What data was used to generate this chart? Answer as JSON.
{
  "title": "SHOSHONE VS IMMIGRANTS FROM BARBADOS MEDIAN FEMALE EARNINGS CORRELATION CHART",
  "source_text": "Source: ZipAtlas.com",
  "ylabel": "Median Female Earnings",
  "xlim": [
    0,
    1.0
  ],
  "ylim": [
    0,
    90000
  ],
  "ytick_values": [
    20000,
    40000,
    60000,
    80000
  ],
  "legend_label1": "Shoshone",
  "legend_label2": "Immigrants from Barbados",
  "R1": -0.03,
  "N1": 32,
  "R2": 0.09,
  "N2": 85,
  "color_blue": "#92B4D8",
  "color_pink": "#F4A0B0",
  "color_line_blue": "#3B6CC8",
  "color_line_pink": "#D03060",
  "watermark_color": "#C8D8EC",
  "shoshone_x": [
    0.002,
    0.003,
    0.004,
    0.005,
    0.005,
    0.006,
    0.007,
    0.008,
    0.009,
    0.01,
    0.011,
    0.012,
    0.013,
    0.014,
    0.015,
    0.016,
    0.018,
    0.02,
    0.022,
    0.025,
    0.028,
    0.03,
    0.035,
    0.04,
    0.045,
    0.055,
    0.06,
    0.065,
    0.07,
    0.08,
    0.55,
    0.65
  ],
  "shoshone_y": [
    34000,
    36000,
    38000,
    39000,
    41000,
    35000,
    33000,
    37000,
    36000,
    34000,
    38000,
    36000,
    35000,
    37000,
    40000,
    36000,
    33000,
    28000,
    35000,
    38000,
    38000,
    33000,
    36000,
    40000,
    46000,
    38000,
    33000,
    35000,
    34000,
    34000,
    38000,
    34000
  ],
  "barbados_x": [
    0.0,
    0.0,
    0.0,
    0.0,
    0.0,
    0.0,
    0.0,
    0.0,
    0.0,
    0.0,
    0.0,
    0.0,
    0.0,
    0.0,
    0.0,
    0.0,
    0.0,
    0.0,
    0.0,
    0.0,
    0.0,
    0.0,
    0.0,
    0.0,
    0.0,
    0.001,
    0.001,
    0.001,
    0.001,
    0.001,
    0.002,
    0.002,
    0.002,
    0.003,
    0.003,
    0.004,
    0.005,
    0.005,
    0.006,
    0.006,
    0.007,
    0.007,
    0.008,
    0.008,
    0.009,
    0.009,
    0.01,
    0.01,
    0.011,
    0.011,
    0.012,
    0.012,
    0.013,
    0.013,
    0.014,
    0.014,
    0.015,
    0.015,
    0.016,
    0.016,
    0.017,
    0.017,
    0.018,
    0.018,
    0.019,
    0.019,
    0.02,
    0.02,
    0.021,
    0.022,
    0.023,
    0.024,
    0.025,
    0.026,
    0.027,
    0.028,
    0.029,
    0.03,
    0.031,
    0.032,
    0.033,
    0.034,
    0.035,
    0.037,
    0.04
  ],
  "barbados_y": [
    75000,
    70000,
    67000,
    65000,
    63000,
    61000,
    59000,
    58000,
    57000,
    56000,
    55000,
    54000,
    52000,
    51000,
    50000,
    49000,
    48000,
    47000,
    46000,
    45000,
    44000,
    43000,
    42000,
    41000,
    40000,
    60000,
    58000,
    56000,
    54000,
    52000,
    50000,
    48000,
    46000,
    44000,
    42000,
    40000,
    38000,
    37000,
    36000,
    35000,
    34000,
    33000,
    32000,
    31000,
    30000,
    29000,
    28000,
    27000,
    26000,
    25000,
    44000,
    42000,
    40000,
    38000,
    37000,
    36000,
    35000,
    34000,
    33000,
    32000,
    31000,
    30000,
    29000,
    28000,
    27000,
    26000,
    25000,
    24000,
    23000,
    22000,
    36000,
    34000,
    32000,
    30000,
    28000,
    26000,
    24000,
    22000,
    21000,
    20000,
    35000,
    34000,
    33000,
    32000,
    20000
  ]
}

PROBLEM DETAILS -> All of the material must be reproduced exactly.

ANSWER TO THIS EXERCISE ->
What data was used to generate this chart? Answer as JSON.
{
  "title": "SHOSHONE VS IMMIGRANTS FROM BARBADOS MEDIAN FEMALE EARNINGS CORRELATION CHART",
  "source_text": "Source: ZipAtlas.com",
  "ylabel": "Median Female Earnings",
  "xlim": [
    0,
    1.0
  ],
  "ylim": [
    0,
    90000
  ],
  "ytick_values": [
    20000,
    40000,
    60000,
    80000
  ],
  "legend_label1": "Shoshone",
  "legend_label2": "Immigrants from Barbados",
  "R1": -0.03,
  "N1": 32,
  "R2": 0.09,
  "N2": 85,
  "color_blue": "#92B4D8",
  "color_pink": "#F4A0B0",
  "color_line_blue": "#3B6CC8",
  "color_line_pink": "#D03060",
  "watermark_color": "#C8D8EC",
  "shoshone_x": [
    0.002,
    0.003,
    0.004,
    0.005,
    0.005,
    0.006,
    0.007,
    0.008,
    0.009,
    0.01,
    0.011,
    0.012,
    0.013,
    0.014,
    0.015,
    0.016,
    0.018,
    0.02,
    0.022,
    0.025,
    0.028,
    0.03,
    0.035,
    0.04,
    0.045,
    0.055,
    0.06,
    0.065,
    0.07,
    0.08,
    0.55,
    0.65
  ],
  "shoshone_y": [
    34000,
    36000,
    38000,
    39000,
    41000,
    35000,
    33000,
    37000,
    36000,
    34000,
    38000,
    36000,
    35000,
    37000,
    40000,
    36000,
    33000,
    28000,
    35000,
    38000,
    38000,
    33000,
    36000,
    40000,
    46000,
    38000,
    33000,
    35000,
    34000,
    34000,
    38000,
    34000
  ],
  "barbados_x": [
    0.0,
    0.0,
    0.0,
    0.0,
    0.0,
    0.0,
    0.0,
    0.0,
    0.0,
    0.0,
    0.0,
    0.0,
    0.0,
    0.0,
    0.0,
    0.0,
    0.0,
    0.0,
    0.0,
    0.0,
    0.0,
    0.0,
    0.0,
    0.0,
    0.0,
    0.001,
    0.001,
    0.001,
    0.001,
    0.001,
    0.002,
    0.002,
    0.002,
    0.003,
    0.003,
    0.004,
    0.005,
    0.005,
    0.006,
    0.006,
    0.007,
    0.007,
    0.008,
    0.008,
    0.009,
    0.009,
    0.01,
    0.01,
    0.011,
    0.011,
    0.012,
    0.012,
    0.013,
    0.013,
    0.014,
    0.014,
    0.015,
    0.015,
    0.016,
    0.016,
    0.017,
    0.017,
    0.018,
    0.018,
    0.019,
    0.019,
    0.02,
    0.02,
    0.021,
    0.022,
    0.023,
    0.024,
    0.025,
    0.026,
    0.027,
    0.028,
    0.029,
    0.03,
    0.031,
    0.032,
    0.033,
    0.034,
    0.035,
    0.037,
    0.04
  ],
  "barbados_y": [
    75000,
    70000,
    67000,
    65000,
    63000,
    61000,
    59000,
    58000,
    57000,
    56000,
    55000,
    54000,
    52000,
    51000,
    50000,
    49000,
    48000,
    47000,
    46000,
    45000,
    44000,
    43000,
    42000,
    41000,
    40000,
    60000,
    58000,
    56000,
    54000,
    52000,
    50000,
    48000,
    46000,
    44000,
    42000,
    40000,
    38000,
    37000,
    36000,
    35000,
    34000,
    33000,
    32000,
    31000,
    30000,
    29000,
    28000,
    27000,
    26000,
    25000,
    44000,
    42000,
    40000,
    38000,
    37000,
    36000,
    35000,
    34000,
    33000,
    32000,
    31000,
    30000,
    29000,
    28000,
    27000,
    26000,
    25000,
    24000,
    23000,
    22000,
    36000,
    34000,
    32000,
    30000,
    28000,
    26000,
    24000,
    22000,
    21000,
    20000,
    35000,
    34000,
    33000,
    32000,
    20000
  ]
}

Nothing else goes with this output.